Part of a data file:

(begin)

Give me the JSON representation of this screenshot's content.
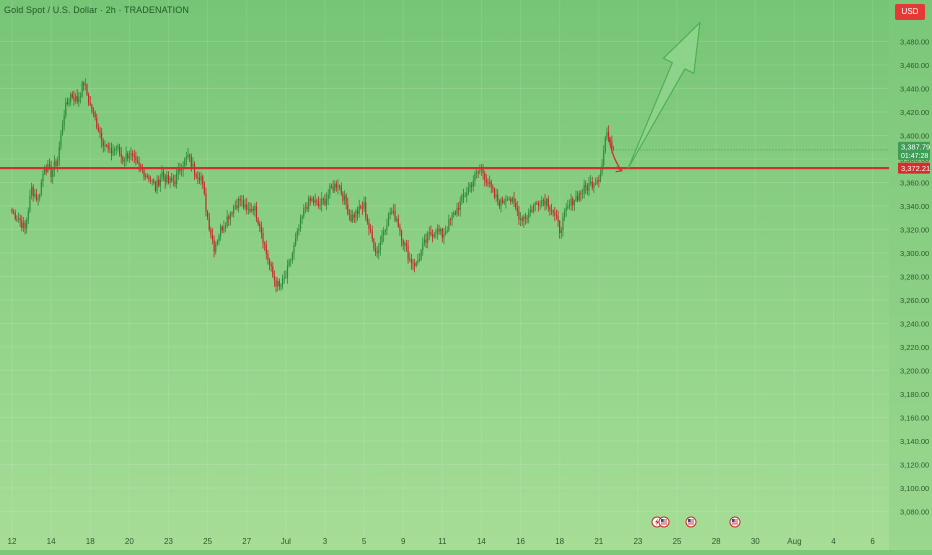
{
  "header": {
    "symbol_title": "Gold Spot / U.S. Dollar · 2h · TRADENATION",
    "currency": "USD"
  },
  "price_labels": {
    "current_price": "3,387.79",
    "countdown": "01:47:28",
    "level_price": "3,372.21"
  },
  "colors": {
    "background": "#7cc97a",
    "up_candle": "#2e8b3d",
    "down_candle": "#c62828",
    "resistance_line": "#d32f2f",
    "arrow_fill": "#8fd48c",
    "arrow_stroke": "#4caf50",
    "current_price_label": "#3f9d57",
    "level_label": "#d32f2f",
    "axis_text": "#2d5a2d"
  },
  "event_icons": [
    "lightning-flag-icon",
    "us-flag-icon",
    "us-flag-icon",
    "us-flag-icon"
  ],
  "chart_data": {
    "type": "candlestick",
    "title": "Gold Spot / U.S. Dollar · 2h · TRADENATION",
    "ylim": [
      3070,
      3510
    ],
    "y_ticks": [
      3080,
      3100,
      3120,
      3140,
      3160,
      3180,
      3200,
      3220,
      3240,
      3260,
      3280,
      3300,
      3320,
      3340,
      3360,
      3380,
      3400,
      3420,
      3440,
      3460,
      3480
    ],
    "y_tick_labels": [
      "3,080.00",
      "3,100.00",
      "3,120.00",
      "3,140.00",
      "3,160.00",
      "3,180.00",
      "3,200.00",
      "3,220.00",
      "3,240.00",
      "3,260.00",
      "3,280.00",
      "3,300.00",
      "3,320.00",
      "3,340.00",
      "3,360.00",
      "3,380.00",
      "3,400.00",
      "3,420.00",
      "3,440.00",
      "3,460.00",
      "3,480.00"
    ],
    "x_labels": [
      "12",
      "14",
      "18",
      "20",
      "23",
      "25",
      "27",
      "Jul",
      "3",
      "5",
      "9",
      "11",
      "14",
      "16",
      "18",
      "21",
      "23",
      "25",
      "28",
      "30",
      "Aug",
      "4",
      "6"
    ],
    "x_label_index": [
      0,
      24,
      48,
      72,
      96,
      120,
      144,
      168,
      192,
      216,
      240,
      264,
      288,
      312,
      336,
      360,
      384,
      408,
      432,
      456,
      480,
      504,
      528
    ],
    "resistance_level": 3372.21,
    "current_price": 3387.79,
    "projection_arrow": {
      "from": {
        "index": 378,
        "price": 3372
      },
      "to": {
        "index": 422,
        "price": 3496
      }
    },
    "short_arrow": {
      "from": {
        "index": 366,
        "price": 3400
      },
      "to": {
        "index": 374,
        "price": 3370
      }
    },
    "anchors": [
      [
        0,
        3335
      ],
      [
        4,
        3330
      ],
      [
        8,
        3320
      ],
      [
        12,
        3355
      ],
      [
        16,
        3345
      ],
      [
        20,
        3375
      ],
      [
        24,
        3368
      ],
      [
        28,
        3380
      ],
      [
        32,
        3420
      ],
      [
        36,
        3435
      ],
      [
        40,
        3430
      ],
      [
        44,
        3445
      ],
      [
        48,
        3425
      ],
      [
        52,
        3410
      ],
      [
        56,
        3395
      ],
      [
        60,
        3385
      ],
      [
        64,
        3390
      ],
      [
        68,
        3380
      ],
      [
        72,
        3385
      ],
      [
        76,
        3375
      ],
      [
        80,
        3370
      ],
      [
        84,
        3365
      ],
      [
        88,
        3355
      ],
      [
        92,
        3368
      ],
      [
        96,
        3360
      ],
      [
        100,
        3362
      ],
      [
        104,
        3375
      ],
      [
        108,
        3382
      ],
      [
        112,
        3370
      ],
      [
        116,
        3365
      ],
      [
        120,
        3330
      ],
      [
        124,
        3305
      ],
      [
        128,
        3320
      ],
      [
        132,
        3330
      ],
      [
        136,
        3340
      ],
      [
        140,
        3345
      ],
      [
        144,
        3335
      ],
      [
        148,
        3340
      ],
      [
        152,
        3325
      ],
      [
        156,
        3300
      ],
      [
        160,
        3280
      ],
      [
        164,
        3270
      ],
      [
        168,
        3280
      ],
      [
        172,
        3300
      ],
      [
        176,
        3320
      ],
      [
        180,
        3340
      ],
      [
        184,
        3345
      ],
      [
        188,
        3340
      ],
      [
        192,
        3345
      ],
      [
        196,
        3355
      ],
      [
        200,
        3360
      ],
      [
        204,
        3345
      ],
      [
        208,
        3330
      ],
      [
        212,
        3335
      ],
      [
        216,
        3340
      ],
      [
        220,
        3315
      ],
      [
        224,
        3300
      ],
      [
        228,
        3320
      ],
      [
        232,
        3335
      ],
      [
        236,
        3330
      ],
      [
        240,
        3310
      ],
      [
        244,
        3295
      ],
      [
        248,
        3290
      ],
      [
        252,
        3305
      ],
      [
        256,
        3315
      ],
      [
        260,
        3320
      ],
      [
        264,
        3315
      ],
      [
        268,
        3325
      ],
      [
        272,
        3335
      ],
      [
        276,
        3345
      ],
      [
        280,
        3355
      ],
      [
        284,
        3365
      ],
      [
        288,
        3372
      ],
      [
        292,
        3360
      ],
      [
        296,
        3348
      ],
      [
        300,
        3342
      ],
      [
        304,
        3350
      ],
      [
        308,
        3340
      ],
      [
        312,
        3330
      ],
      [
        316,
        3332
      ],
      [
        320,
        3340
      ],
      [
        324,
        3345
      ],
      [
        328,
        3345
      ],
      [
        332,
        3335
      ],
      [
        336,
        3320
      ],
      [
        340,
        3335
      ],
      [
        344,
        3345
      ],
      [
        348,
        3350
      ],
      [
        352,
        3355
      ],
      [
        356,
        3360
      ],
      [
        360,
        3365
      ],
      [
        362,
        3375
      ],
      [
        364,
        3398
      ],
      [
        366,
        3400
      ],
      [
        368,
        3392
      ],
      [
        369,
        3388
      ]
    ]
  }
}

(end)

What is required: Set every line down exactly as written, leaving each picture out.

Reply:
Give me the JSON representation of this screenshot's content.
{
  "header": {
    "symbol_title": "Gold Spot / U.S. Dollar · 2h · TRADENATION",
    "currency": "USD"
  },
  "price_labels": {
    "current_price": "3,387.79",
    "countdown": "01:47:28",
    "level_price": "3,372.21"
  },
  "colors": {
    "background": "#7cc97a",
    "up_candle": "#2e8b3d",
    "down_candle": "#c62828",
    "resistance_line": "#d32f2f",
    "arrow_fill": "#8fd48c",
    "arrow_stroke": "#4caf50",
    "current_price_label": "#3f9d57",
    "level_label": "#d32f2f",
    "axis_text": "#2d5a2d"
  },
  "event_icons": [
    "lightning-flag-icon",
    "us-flag-icon",
    "us-flag-icon",
    "us-flag-icon"
  ],
  "chart_data": {
    "type": "candlestick",
    "title": "Gold Spot / U.S. Dollar · 2h · TRADENATION",
    "ylim": [
      3070,
      3510
    ],
    "y_ticks": [
      3080,
      3100,
      3120,
      3140,
      3160,
      3180,
      3200,
      3220,
      3240,
      3260,
      3280,
      3300,
      3320,
      3340,
      3360,
      3380,
      3400,
      3420,
      3440,
      3460,
      3480
    ],
    "y_tick_labels": [
      "3,080.00",
      "3,100.00",
      "3,120.00",
      "3,140.00",
      "3,160.00",
      "3,180.00",
      "3,200.00",
      "3,220.00",
      "3,240.00",
      "3,260.00",
      "3,280.00",
      "3,300.00",
      "3,320.00",
      "3,340.00",
      "3,360.00",
      "3,380.00",
      "3,400.00",
      "3,420.00",
      "3,440.00",
      "3,460.00",
      "3,480.00"
    ],
    "x_labels": [
      "12",
      "14",
      "18",
      "20",
      "23",
      "25",
      "27",
      "Jul",
      "3",
      "5",
      "9",
      "11",
      "14",
      "16",
      "18",
      "21",
      "23",
      "25",
      "28",
      "30",
      "Aug",
      "4",
      "6"
    ],
    "x_label_index": [
      0,
      24,
      48,
      72,
      96,
      120,
      144,
      168,
      192,
      216,
      240,
      264,
      288,
      312,
      336,
      360,
      384,
      408,
      432,
      456,
      480,
      504,
      528
    ],
    "resistance_level": 3372.21,
    "current_price": 3387.79,
    "projection_arrow": {
      "from": {
        "index": 378,
        "price": 3372
      },
      "to": {
        "index": 422,
        "price": 3496
      }
    },
    "short_arrow": {
      "from": {
        "index": 366,
        "price": 3400
      },
      "to": {
        "index": 374,
        "price": 3370
      }
    },
    "anchors": [
      [
        0,
        3335
      ],
      [
        4,
        3330
      ],
      [
        8,
        3320
      ],
      [
        12,
        3355
      ],
      [
        16,
        3345
      ],
      [
        20,
        3375
      ],
      [
        24,
        3368
      ],
      [
        28,
        3380
      ],
      [
        32,
        3420
      ],
      [
        36,
        3435
      ],
      [
        40,
        3430
      ],
      [
        44,
        3445
      ],
      [
        48,
        3425
      ],
      [
        52,
        3410
      ],
      [
        56,
        3395
      ],
      [
        60,
        3385
      ],
      [
        64,
        3390
      ],
      [
        68,
        3380
      ],
      [
        72,
        3385
      ],
      [
        76,
        3375
      ],
      [
        80,
        3370
      ],
      [
        84,
        3365
      ],
      [
        88,
        3355
      ],
      [
        92,
        3368
      ],
      [
        96,
        3360
      ],
      [
        100,
        3362
      ],
      [
        104,
        3375
      ],
      [
        108,
        3382
      ],
      [
        112,
        3370
      ],
      [
        116,
        3365
      ],
      [
        120,
        3330
      ],
      [
        124,
        3305
      ],
      [
        128,
        3320
      ],
      [
        132,
        3330
      ],
      [
        136,
        3340
      ],
      [
        140,
        3345
      ],
      [
        144,
        3335
      ],
      [
        148,
        3340
      ],
      [
        152,
        3325
      ],
      [
        156,
        3300
      ],
      [
        160,
        3280
      ],
      [
        164,
        3270
      ],
      [
        168,
        3280
      ],
      [
        172,
        3300
      ],
      [
        176,
        3320
      ],
      [
        180,
        3340
      ],
      [
        184,
        3345
      ],
      [
        188,
        3340
      ],
      [
        192,
        3345
      ],
      [
        196,
        3355
      ],
      [
        200,
        3360
      ],
      [
        204,
        3345
      ],
      [
        208,
        3330
      ],
      [
        212,
        3335
      ],
      [
        216,
        3340
      ],
      [
        220,
        3315
      ],
      [
        224,
        3300
      ],
      [
        228,
        3320
      ],
      [
        232,
        3335
      ],
      [
        236,
        3330
      ],
      [
        240,
        3310
      ],
      [
        244,
        3295
      ],
      [
        248,
        3290
      ],
      [
        252,
        3305
      ],
      [
        256,
        3315
      ],
      [
        260,
        3320
      ],
      [
        264,
        3315
      ],
      [
        268,
        3325
      ],
      [
        272,
        3335
      ],
      [
        276,
        3345
      ],
      [
        280,
        3355
      ],
      [
        284,
        3365
      ],
      [
        288,
        3372
      ],
      [
        292,
        3360
      ],
      [
        296,
        3348
      ],
      [
        300,
        3342
      ],
      [
        304,
        3350
      ],
      [
        308,
        3340
      ],
      [
        312,
        3330
      ],
      [
        316,
        3332
      ],
      [
        320,
        3340
      ],
      [
        324,
        3345
      ],
      [
        328,
        3345
      ],
      [
        332,
        3335
      ],
      [
        336,
        3320
      ],
      [
        340,
        3335
      ],
      [
        344,
        3345
      ],
      [
        348,
        3350
      ],
      [
        352,
        3355
      ],
      [
        356,
        3360
      ],
      [
        360,
        3365
      ],
      [
        362,
        3375
      ],
      [
        364,
        3398
      ],
      [
        366,
        3400
      ],
      [
        368,
        3392
      ],
      [
        369,
        3388
      ]
    ]
  }
}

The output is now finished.